* [REQUIREMENTS]
Locate "Read this page and output its text content." in the listing. Transcribe the line that contains it and every line that follows, through the last, omitting all pictures.

▽

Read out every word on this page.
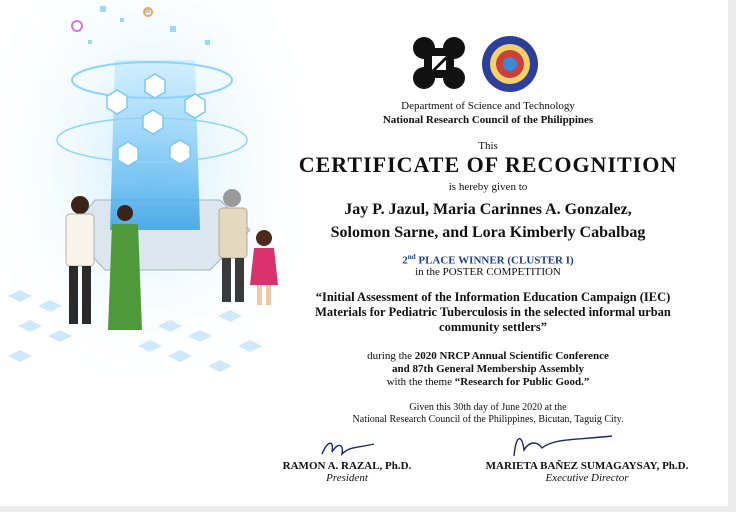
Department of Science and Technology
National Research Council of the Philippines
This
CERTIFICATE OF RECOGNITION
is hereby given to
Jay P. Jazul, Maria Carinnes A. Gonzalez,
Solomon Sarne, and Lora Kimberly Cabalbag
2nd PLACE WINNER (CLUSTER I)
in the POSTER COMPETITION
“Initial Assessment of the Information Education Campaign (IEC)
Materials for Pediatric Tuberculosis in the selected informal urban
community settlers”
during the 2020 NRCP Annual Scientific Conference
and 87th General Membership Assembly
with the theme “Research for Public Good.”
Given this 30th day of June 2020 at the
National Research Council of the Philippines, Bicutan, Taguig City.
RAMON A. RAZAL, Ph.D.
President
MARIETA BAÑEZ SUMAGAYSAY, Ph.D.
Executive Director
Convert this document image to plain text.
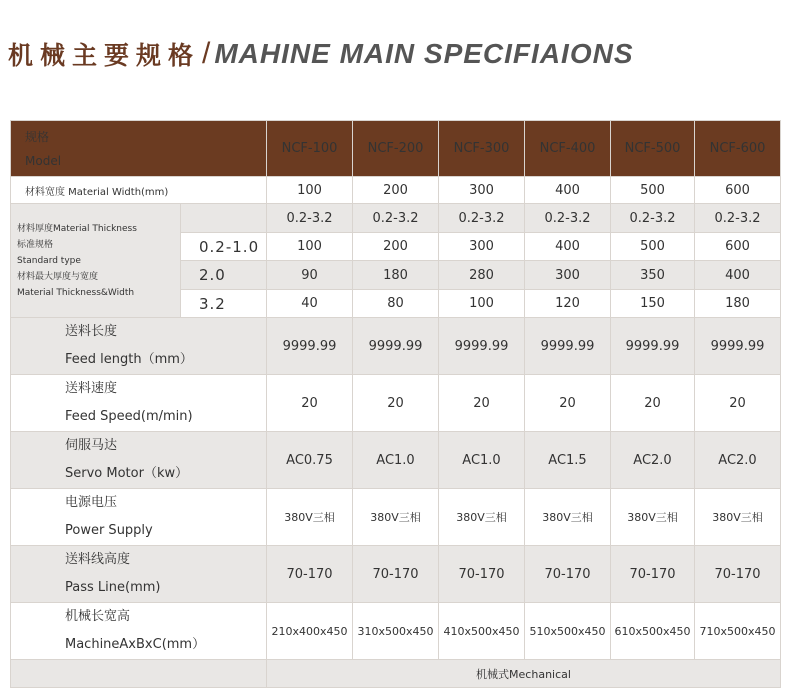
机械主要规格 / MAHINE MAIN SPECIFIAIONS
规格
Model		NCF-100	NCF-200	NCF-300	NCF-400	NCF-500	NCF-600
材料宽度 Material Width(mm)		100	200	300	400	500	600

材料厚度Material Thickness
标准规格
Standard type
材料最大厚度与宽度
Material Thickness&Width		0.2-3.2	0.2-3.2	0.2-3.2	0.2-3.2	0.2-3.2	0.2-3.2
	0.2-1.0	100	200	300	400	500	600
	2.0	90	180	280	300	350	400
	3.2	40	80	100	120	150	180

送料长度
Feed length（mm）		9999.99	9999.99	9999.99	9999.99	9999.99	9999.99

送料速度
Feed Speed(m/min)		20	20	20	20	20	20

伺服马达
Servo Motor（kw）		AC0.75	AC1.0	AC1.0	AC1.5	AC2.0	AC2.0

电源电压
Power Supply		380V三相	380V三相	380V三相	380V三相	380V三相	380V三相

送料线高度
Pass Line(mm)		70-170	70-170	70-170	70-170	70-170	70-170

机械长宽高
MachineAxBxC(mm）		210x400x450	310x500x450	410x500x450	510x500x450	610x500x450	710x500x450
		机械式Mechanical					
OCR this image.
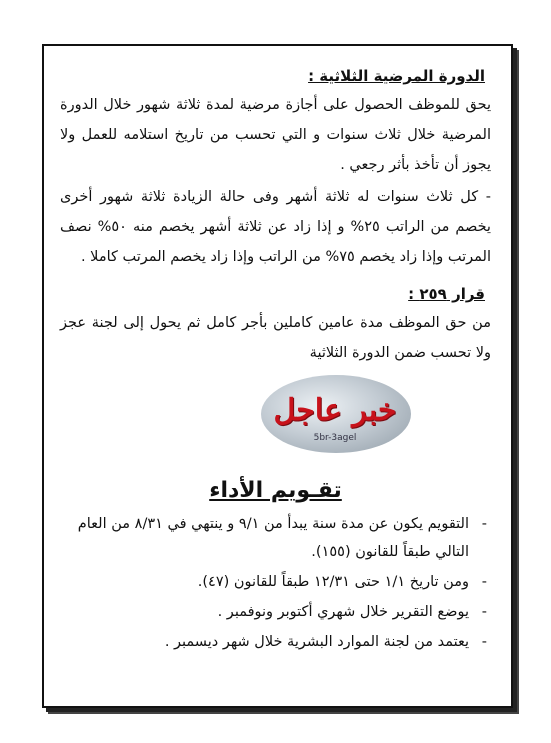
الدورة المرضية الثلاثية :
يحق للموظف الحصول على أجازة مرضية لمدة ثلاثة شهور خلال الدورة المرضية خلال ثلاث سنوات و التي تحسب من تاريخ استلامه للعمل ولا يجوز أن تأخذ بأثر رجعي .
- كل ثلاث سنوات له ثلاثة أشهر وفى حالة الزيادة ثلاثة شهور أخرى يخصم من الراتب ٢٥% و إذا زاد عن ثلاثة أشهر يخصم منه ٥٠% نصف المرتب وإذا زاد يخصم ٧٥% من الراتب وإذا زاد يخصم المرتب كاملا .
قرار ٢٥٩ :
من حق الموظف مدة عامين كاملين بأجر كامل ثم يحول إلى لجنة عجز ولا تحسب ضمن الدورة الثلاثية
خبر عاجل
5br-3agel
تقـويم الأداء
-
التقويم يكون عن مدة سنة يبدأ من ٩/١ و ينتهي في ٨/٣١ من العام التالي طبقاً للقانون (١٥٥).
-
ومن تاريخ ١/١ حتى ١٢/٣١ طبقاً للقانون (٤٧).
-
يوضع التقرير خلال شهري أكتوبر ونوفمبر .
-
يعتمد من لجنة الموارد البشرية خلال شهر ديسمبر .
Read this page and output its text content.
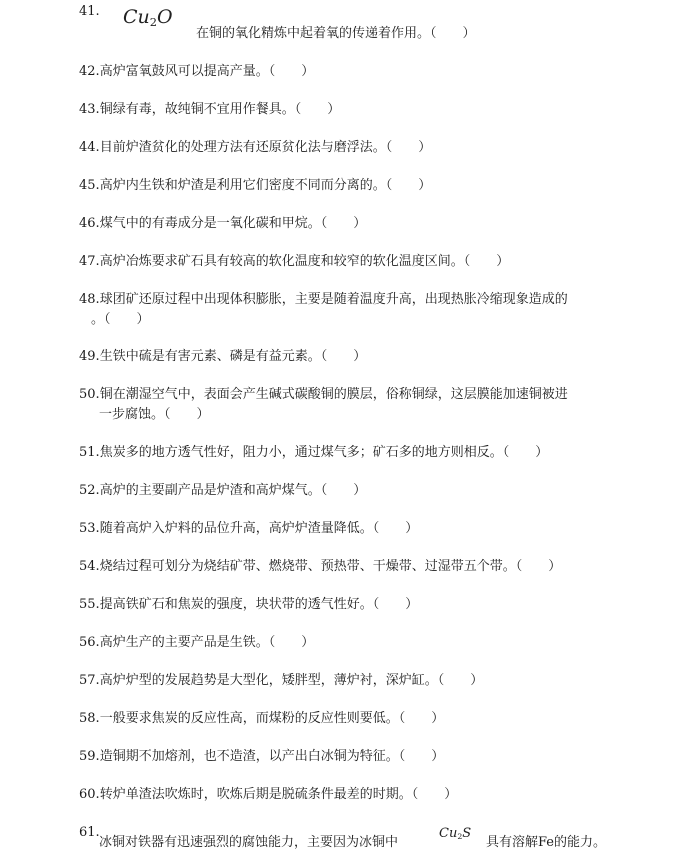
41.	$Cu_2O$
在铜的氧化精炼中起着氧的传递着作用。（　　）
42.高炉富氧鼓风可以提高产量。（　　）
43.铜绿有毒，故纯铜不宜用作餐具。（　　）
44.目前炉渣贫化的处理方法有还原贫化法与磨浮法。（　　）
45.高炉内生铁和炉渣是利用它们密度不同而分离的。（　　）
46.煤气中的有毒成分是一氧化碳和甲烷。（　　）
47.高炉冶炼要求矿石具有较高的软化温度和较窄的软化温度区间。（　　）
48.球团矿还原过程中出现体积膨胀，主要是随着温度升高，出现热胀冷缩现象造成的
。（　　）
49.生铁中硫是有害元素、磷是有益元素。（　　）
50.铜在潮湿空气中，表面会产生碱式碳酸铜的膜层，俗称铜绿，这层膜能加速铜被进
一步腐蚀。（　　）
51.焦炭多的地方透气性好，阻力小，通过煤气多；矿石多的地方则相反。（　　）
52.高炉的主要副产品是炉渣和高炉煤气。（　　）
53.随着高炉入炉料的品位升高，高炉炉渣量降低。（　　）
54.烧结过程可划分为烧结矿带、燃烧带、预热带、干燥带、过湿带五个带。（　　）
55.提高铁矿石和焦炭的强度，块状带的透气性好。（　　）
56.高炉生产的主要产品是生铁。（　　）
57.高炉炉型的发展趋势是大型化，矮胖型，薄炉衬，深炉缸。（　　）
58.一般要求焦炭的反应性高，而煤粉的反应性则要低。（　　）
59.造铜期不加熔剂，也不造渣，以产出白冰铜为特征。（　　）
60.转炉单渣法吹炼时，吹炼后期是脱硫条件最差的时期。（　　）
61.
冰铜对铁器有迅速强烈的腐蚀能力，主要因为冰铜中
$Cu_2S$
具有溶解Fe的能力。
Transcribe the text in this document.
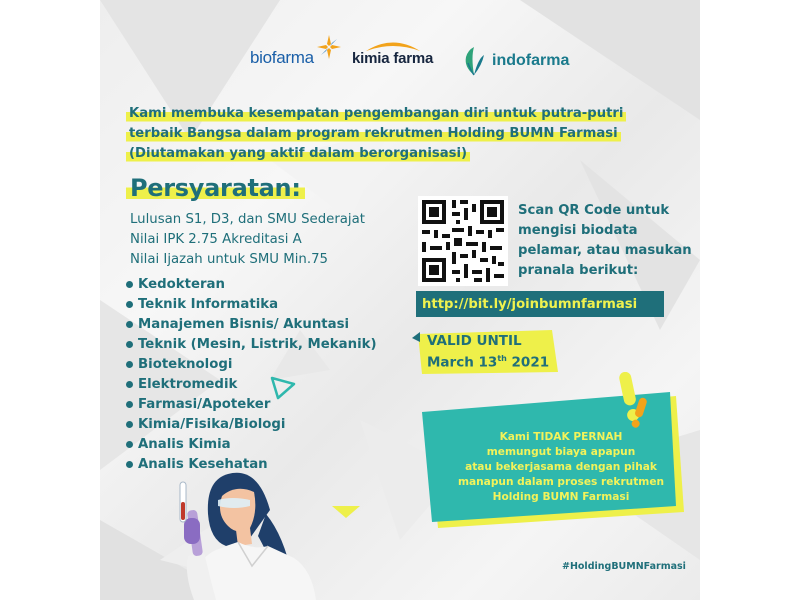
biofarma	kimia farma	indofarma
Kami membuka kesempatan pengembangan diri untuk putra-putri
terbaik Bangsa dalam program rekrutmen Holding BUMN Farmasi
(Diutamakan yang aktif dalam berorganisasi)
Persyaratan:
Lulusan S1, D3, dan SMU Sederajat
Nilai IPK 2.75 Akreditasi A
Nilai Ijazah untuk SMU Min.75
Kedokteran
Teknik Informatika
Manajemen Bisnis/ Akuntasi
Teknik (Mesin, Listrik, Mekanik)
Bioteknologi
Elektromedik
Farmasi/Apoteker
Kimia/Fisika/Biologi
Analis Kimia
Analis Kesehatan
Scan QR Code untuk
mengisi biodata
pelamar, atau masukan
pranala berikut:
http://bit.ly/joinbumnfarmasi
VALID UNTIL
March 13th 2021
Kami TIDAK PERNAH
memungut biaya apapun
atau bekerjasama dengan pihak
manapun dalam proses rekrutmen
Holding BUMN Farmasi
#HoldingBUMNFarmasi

△

* [RESPONSE TO THIS TASK]
Read this page and output its text content.
41.	$Cu_2O$
在铜的氧化精炼中起着氧的传递着作用。（　　）
42.高炉富氧鼓风可以提高产量。（　　）
43.铜绿有毒，故纯铜不宜用作餐具。（　　）
44.目前炉渣贫化的处理方法有还原贫化法与磨浮法。（　　）
45.高炉内生铁和炉渣是利用它们密度不同而分离的。（　　）
46.煤气中的有毒成分是一氧化碳和甲烷。（　　）
47.高炉冶炼要求矿石具有较高的软化温度和较窄的软化温度区间。（　　）
48.球团矿还原过程中出现体积膨胀，主要是随着温度升高，出现热胀冷缩现象造成的
。（　　）
49.生铁中硫是有害元素、磷是有益元素。（　　）
50.铜在潮湿空气中，表面会产生碱式碳酸铜的膜层，俗称铜绿，这层膜能加速铜被进
一步腐蚀。（　　）
51.焦炭多的地方透气性好，阻力小，通过煤气多；矿石多的地方则相反。（　　）
52.高炉的主要副产品是炉渣和高炉煤气。（　　）
53.随着高炉入炉料的品位升高，高炉炉渣量降低。（　　）
54.烧结过程可划分为烧结矿带、燃烧带、预热带、干燥带、过湿带五个带。（　　）
55.提高铁矿石和焦炭的强度，块状带的透气性好。（　　）
56.高炉生产的主要产品是生铁。（　　）
57.高炉炉型的发展趋势是大型化，矮胖型，薄炉衬，深炉缸。（　　）
58.一般要求焦炭的反应性高，而煤粉的反应性则要低。（　　）
59.造铜期不加熔剂，也不造渣，以产出白冰铜为特征。（　　）
60.转炉单渣法吹炼时，吹炼后期是脱硫条件最差的时期。（　　）
61.
冰铜对铁器有迅速强烈的腐蚀能力，主要因为冰铜中
$Cu_2S$
具有溶解Fe的能力。
Transcribe the text in this document.
biofarma	kimia farma	indofarma
Kami membuka kesempatan pengembangan diri untuk putra-putri
terbaik Bangsa dalam program rekrutmen Holding BUMN Farmasi
(Diutamakan yang aktif dalam berorganisasi)
Persyaratan:
Lulusan S1, D3, dan SMU Sederajat
Nilai IPK 2.75 Akreditasi A
Nilai Ijazah untuk SMU Min.75
Kedokteran
Teknik Informatika
Manajemen Bisnis/ Akuntasi
Teknik (Mesin, Listrik, Mekanik)
Bioteknologi
Elektromedik
Farmasi/Apoteker
Kimia/Fisika/Biologi
Analis Kimia
Analis Kesehatan
Scan QR Code untuk
mengisi biodata
pelamar, atau masukan
pranala berikut:
http://bit.ly/joinbumnfarmasi
VALID UNTIL
March 13th 2021
Kami TIDAK PERNAH
memungut biaya apapun
atau bekerjasama dengan pihak
manapun dalam proses rekrutmen
Holding BUMN Farmasi
#HoldingBUMNFarmasi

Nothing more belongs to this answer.